RECORDS TO PROCESS:
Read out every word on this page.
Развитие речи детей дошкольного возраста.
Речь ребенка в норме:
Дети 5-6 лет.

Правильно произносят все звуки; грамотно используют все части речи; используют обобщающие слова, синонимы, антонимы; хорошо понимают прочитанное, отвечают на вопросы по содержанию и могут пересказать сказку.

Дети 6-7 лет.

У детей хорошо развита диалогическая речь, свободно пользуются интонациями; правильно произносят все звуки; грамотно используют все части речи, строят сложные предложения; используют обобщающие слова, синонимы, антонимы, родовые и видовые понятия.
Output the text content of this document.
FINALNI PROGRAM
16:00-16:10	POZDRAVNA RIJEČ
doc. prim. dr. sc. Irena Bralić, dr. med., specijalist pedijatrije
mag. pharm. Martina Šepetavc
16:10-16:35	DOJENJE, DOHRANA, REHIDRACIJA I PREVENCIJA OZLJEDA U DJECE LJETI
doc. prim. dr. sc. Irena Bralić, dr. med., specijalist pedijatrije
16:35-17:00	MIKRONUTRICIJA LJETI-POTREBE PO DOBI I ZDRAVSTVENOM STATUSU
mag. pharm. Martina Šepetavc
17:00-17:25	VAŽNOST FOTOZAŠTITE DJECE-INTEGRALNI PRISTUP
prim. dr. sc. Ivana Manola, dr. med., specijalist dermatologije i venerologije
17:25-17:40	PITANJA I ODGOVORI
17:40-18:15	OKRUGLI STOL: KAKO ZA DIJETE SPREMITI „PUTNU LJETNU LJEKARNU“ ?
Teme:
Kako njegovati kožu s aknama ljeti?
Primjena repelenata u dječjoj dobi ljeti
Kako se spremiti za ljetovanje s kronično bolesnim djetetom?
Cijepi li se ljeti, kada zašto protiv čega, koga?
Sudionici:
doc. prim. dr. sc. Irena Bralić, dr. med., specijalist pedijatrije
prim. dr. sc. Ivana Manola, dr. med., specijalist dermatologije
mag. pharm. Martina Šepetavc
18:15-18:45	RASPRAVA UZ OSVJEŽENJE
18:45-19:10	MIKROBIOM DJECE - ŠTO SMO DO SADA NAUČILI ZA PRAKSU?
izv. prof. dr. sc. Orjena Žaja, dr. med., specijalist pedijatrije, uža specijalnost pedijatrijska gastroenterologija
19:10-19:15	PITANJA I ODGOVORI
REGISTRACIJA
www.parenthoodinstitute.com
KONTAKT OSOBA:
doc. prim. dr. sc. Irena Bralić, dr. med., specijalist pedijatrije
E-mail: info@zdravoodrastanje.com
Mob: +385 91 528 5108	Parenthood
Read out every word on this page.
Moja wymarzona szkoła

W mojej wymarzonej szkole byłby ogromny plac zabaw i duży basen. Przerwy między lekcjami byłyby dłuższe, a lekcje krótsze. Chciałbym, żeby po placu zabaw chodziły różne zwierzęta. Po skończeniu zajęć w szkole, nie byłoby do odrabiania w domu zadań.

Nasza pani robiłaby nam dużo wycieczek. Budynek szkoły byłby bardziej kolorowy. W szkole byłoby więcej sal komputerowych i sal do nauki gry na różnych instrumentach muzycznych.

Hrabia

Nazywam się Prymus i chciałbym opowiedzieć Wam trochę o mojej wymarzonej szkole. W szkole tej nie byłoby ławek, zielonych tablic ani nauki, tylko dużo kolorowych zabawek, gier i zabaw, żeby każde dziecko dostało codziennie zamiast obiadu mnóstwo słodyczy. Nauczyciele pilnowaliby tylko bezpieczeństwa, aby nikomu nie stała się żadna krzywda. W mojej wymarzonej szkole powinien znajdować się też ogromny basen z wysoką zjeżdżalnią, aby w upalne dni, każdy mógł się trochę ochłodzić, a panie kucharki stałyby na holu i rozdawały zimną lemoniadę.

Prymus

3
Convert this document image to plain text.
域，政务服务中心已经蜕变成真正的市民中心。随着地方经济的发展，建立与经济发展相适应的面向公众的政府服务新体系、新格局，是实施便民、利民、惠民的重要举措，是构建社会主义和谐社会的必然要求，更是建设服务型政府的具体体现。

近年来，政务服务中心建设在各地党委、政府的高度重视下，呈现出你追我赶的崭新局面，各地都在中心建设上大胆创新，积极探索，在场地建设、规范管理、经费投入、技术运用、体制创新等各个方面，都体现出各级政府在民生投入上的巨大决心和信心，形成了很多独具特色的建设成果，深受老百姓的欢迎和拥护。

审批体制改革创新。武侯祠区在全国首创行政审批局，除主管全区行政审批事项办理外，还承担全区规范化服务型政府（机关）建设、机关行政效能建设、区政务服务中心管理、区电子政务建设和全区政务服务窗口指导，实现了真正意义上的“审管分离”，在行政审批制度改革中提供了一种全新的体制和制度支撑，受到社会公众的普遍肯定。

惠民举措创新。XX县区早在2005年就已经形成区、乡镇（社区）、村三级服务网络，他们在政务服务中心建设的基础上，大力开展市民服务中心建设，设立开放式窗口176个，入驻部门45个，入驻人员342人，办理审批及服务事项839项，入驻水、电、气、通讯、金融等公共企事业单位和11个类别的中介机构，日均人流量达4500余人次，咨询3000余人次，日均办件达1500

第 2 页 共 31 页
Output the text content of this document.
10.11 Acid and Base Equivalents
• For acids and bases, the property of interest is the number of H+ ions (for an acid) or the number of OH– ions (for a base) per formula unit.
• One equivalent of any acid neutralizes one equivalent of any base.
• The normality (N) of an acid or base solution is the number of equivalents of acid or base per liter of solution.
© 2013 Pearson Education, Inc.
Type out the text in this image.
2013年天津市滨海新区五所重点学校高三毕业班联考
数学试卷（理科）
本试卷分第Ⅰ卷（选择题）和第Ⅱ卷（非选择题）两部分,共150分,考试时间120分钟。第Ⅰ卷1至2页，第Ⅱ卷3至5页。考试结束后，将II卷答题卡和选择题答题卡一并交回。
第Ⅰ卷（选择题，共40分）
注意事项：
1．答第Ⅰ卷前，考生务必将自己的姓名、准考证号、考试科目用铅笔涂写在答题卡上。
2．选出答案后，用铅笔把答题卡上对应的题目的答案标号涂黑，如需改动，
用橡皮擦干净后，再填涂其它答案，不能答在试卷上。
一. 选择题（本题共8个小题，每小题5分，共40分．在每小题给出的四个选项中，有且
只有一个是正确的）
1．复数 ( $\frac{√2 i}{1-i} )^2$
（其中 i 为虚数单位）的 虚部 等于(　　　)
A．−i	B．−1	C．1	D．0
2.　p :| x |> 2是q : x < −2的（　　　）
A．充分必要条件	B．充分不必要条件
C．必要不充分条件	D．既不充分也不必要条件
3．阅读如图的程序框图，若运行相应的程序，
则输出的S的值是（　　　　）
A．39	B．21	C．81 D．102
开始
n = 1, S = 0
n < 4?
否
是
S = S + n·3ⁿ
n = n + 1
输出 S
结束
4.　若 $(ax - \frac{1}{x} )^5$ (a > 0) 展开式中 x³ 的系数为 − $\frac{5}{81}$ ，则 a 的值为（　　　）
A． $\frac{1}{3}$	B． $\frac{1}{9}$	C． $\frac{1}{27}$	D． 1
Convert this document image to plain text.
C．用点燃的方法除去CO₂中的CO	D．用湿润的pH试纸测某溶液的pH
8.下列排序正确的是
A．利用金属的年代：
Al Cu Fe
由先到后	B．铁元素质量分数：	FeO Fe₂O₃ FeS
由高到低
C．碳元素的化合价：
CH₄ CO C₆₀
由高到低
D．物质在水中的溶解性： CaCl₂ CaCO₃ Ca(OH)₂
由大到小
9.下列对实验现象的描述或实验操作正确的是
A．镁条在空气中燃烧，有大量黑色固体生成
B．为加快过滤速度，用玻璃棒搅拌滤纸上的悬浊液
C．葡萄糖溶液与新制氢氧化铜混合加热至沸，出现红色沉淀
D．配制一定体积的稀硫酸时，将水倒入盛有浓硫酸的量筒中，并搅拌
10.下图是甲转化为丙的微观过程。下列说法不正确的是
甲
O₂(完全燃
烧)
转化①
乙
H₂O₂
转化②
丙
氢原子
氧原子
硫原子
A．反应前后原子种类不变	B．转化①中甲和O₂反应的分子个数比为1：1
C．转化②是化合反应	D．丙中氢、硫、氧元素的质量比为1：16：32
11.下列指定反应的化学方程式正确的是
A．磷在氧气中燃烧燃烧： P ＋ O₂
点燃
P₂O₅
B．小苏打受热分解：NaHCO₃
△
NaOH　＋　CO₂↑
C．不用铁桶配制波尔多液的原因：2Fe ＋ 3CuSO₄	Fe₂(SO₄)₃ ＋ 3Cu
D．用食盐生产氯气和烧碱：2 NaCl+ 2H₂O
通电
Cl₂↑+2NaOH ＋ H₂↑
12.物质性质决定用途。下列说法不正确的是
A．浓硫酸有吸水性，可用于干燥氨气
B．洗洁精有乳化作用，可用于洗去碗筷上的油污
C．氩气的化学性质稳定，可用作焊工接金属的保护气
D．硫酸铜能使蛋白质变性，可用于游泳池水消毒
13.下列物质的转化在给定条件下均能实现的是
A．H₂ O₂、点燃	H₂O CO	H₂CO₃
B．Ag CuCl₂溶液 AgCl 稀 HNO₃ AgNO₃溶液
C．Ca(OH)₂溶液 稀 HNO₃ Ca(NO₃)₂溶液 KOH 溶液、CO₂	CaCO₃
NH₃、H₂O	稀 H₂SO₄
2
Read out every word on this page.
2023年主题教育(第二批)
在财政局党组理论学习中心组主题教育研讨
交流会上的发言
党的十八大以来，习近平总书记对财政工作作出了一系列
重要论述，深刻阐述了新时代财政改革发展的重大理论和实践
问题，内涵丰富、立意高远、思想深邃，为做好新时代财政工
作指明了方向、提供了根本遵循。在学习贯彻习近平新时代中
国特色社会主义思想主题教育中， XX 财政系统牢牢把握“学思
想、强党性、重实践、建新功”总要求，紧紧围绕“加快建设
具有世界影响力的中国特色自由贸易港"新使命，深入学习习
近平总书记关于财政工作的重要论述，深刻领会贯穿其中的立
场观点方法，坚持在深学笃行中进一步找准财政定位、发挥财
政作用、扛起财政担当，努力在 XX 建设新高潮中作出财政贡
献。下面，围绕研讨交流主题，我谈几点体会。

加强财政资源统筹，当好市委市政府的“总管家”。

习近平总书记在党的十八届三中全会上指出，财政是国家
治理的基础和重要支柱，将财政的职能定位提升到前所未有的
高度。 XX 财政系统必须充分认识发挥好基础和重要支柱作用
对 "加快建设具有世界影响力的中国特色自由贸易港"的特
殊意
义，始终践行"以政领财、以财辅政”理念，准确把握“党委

WRITTEN TASK: Search the data for "ODGOVORI". Copy every matching line.

TASK OUTPUT:
17:25-17:40	PITANJA I ODGOVORI
19:10-19:15	PITANJA I ODGOVORI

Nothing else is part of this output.